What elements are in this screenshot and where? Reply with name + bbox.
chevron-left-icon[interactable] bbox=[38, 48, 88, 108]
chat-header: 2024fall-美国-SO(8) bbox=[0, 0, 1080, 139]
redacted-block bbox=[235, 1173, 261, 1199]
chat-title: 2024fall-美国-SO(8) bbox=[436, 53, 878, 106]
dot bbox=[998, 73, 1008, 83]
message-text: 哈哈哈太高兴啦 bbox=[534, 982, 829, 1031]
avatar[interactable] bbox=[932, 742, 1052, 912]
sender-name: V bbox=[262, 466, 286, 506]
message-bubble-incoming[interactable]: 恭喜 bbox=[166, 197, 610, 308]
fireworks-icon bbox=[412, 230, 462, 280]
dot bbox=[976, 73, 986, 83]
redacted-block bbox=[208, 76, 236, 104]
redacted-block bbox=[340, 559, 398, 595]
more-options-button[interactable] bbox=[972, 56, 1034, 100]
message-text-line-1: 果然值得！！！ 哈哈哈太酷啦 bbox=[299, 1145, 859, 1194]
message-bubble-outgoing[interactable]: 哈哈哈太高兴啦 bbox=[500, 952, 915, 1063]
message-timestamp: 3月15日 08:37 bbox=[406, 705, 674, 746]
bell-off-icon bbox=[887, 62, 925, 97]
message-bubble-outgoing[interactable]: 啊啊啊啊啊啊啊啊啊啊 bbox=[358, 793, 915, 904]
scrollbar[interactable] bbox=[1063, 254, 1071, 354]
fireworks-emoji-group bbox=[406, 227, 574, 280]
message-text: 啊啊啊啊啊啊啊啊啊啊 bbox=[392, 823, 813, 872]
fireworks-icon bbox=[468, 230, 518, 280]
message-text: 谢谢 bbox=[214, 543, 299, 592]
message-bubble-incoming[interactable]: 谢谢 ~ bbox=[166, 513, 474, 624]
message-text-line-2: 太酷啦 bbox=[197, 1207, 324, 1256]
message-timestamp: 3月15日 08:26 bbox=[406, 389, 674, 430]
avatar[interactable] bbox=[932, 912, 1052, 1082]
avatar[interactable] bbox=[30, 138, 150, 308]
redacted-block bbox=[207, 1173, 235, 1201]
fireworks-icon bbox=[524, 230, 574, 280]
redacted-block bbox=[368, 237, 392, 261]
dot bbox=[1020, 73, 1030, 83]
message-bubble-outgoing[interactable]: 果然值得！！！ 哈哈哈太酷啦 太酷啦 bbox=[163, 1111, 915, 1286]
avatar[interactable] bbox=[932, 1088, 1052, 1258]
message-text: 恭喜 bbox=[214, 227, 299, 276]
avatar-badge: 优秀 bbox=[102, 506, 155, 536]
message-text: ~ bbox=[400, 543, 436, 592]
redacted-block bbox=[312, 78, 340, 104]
========================================================================
> [Exercise instructions]:
Rewrite the records from the beginning up to and including the line with "fireworks-icon bbox=[524, 230, 574, 280]", replacing "redacted-block" with "masked-block" and leaving everything else unchanged.

> [Exercise solution]:
What elements are in this screenshot and where? Reply with name + bbox.
chevron-left-icon[interactable] bbox=[38, 48, 88, 108]
chat-header: 2024fall-美国-SO(8) bbox=[0, 0, 1080, 139]
masked-block bbox=[235, 1173, 261, 1199]
chat-title: 2024fall-美国-SO(8) bbox=[436, 53, 878, 106]
dot bbox=[998, 73, 1008, 83]
message-text: 哈哈哈太高兴啦 bbox=[534, 982, 829, 1031]
avatar[interactable] bbox=[932, 742, 1052, 912]
sender-name: V bbox=[262, 466, 286, 506]
message-bubble-incoming[interactable]: 恭喜 bbox=[166, 197, 610, 308]
fireworks-icon bbox=[412, 230, 462, 280]
dot bbox=[976, 73, 986, 83]
masked-block bbox=[208, 76, 236, 104]
masked-block bbox=[340, 559, 398, 595]
more-options-button[interactable] bbox=[972, 56, 1034, 100]
message-text-line-1: 果然值得！！！ 哈哈哈太酷啦 bbox=[299, 1145, 859, 1194]
message-bubble-outgoing[interactable]: 哈哈哈太高兴啦 bbox=[500, 952, 915, 1063]
message-timestamp: 3月15日 08:37 bbox=[406, 705, 674, 746]
bell-off-icon bbox=[887, 62, 925, 97]
message-bubble-outgoing[interactable]: 啊啊啊啊啊啊啊啊啊啊 bbox=[358, 793, 915, 904]
scrollbar[interactable] bbox=[1063, 254, 1071, 354]
fireworks-emoji-group bbox=[406, 227, 574, 280]
message-text: 啊啊啊啊啊啊啊啊啊啊 bbox=[392, 823, 813, 872]
fireworks-icon bbox=[468, 230, 518, 280]
message-text: 谢谢 bbox=[214, 543, 299, 592]
message-bubble-incoming[interactable]: 谢谢 ~ bbox=[166, 513, 474, 624]
message-text-line-2: 太酷啦 bbox=[197, 1207, 324, 1256]
message-timestamp: 3月15日 08:26 bbox=[406, 389, 674, 430]
avatar[interactable] bbox=[932, 912, 1052, 1082]
avatar[interactable] bbox=[30, 138, 150, 308]
masked-block bbox=[207, 1173, 235, 1201]
fireworks-icon bbox=[524, 230, 574, 280]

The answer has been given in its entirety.